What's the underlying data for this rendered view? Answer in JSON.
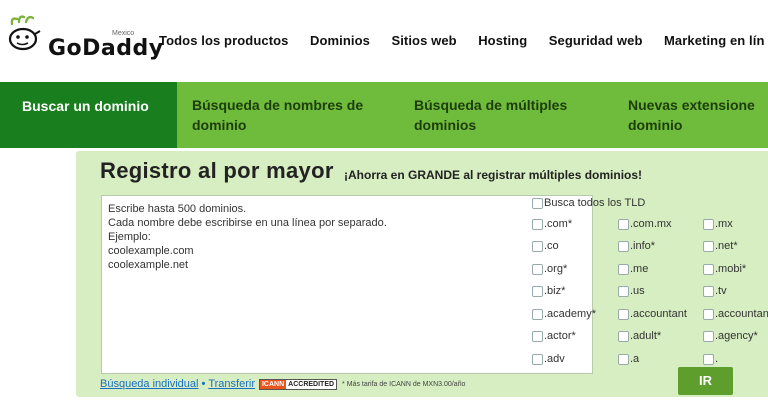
{
  "brand": {
    "name": "GoDaddy",
    "region": "Mexico",
    "accent": "#6fbb3c",
    "dark_green": "#197e1e"
  },
  "topnav": [
    "Todos los productos",
    "Dominios",
    "Sitios web",
    "Hosting",
    "Seguridad web",
    "Marketing en lín"
  ],
  "subnav": {
    "active": "Buscar un dominio",
    "tabs": [
      {
        "line1": "Búsqueda de nombres de",
        "line2": "dominio"
      },
      {
        "line1": "Búsqueda de múltiples",
        "line2": "dominios"
      },
      {
        "line1": "Nuevas extensione",
        "line2": "dominio"
      }
    ]
  },
  "panel": {
    "title": "Registro al por mayor",
    "subtitle": "¡Ahorra en GRANDE al registrar múltiples dominios!",
    "textarea_lines": [
      "Escribe hasta 500 dominios.",
      "Cada nombre debe escribirse en una línea por separado.",
      "Ejemplo:",
      "coolexample.com",
      "coolexample.net"
    ],
    "tld_all": "Busca todos los TLD",
    "tlds": [
      ".com*",
      ".com.mx",
      ".mx",
      ".co",
      ".info*",
      ".net*",
      ".org*",
      ".me",
      ".mobi*",
      ".biz*",
      ".us",
      ".tv",
      ".academy*",
      ".accountant",
      ".accountan",
      ".actor*",
      ".adult*",
      ".agency*",
      ".adv",
      ".a",
      "."
    ],
    "links": {
      "individual": "Búsqueda individual",
      "separator": "•",
      "transfer": "Transferir",
      "icann_left": "ICANN",
      "icann_right": "ACCREDITED",
      "fee_note": "* Más tarifa de ICANN de MXN3.00/año"
    },
    "go_button": "IR"
  }
}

● Exercise requirements
Output every entry word for word, but omit the pictures.

● The solution
What's the underlying data for this rendered view? Answer in JSON.
{
  "brand": {
    "name": "GoDaddy",
    "region": "Mexico",
    "accent": "#6fbb3c",
    "dark_green": "#197e1e"
  },
  "topnav": [
    "Todos los productos",
    "Dominios",
    "Sitios web",
    "Hosting",
    "Seguridad web",
    "Marketing en lín"
  ],
  "subnav": {
    "active": "Buscar un dominio",
    "tabs": [
      {
        "line1": "Búsqueda de nombres de",
        "line2": "dominio"
      },
      {
        "line1": "Búsqueda de múltiples",
        "line2": "dominios"
      },
      {
        "line1": "Nuevas extensione",
        "line2": "dominio"
      }
    ]
  },
  "panel": {
    "title": "Registro al por mayor",
    "subtitle": "¡Ahorra en GRANDE al registrar múltiples dominios!",
    "textarea_lines": [
      "Escribe hasta 500 dominios.",
      "Cada nombre debe escribirse en una línea por separado.",
      "Ejemplo:",
      "coolexample.com",
      "coolexample.net"
    ],
    "tld_all": "Busca todos los TLD",
    "tlds": [
      ".com*",
      ".com.mx",
      ".mx",
      ".co",
      ".info*",
      ".net*",
      ".org*",
      ".me",
      ".mobi*",
      ".biz*",
      ".us",
      ".tv",
      ".academy*",
      ".accountant",
      ".accountan",
      ".actor*",
      ".adult*",
      ".agency*",
      ".adv",
      ".a",
      "."
    ],
    "links": {
      "individual": "Búsqueda individual",
      "separator": "•",
      "transfer": "Transferir",
      "icann_left": "ICANN",
      "icann_right": "ACCREDITED",
      "fee_note": "* Más tarifa de ICANN de MXN3.00/año"
    },
    "go_button": "IR"
  }
}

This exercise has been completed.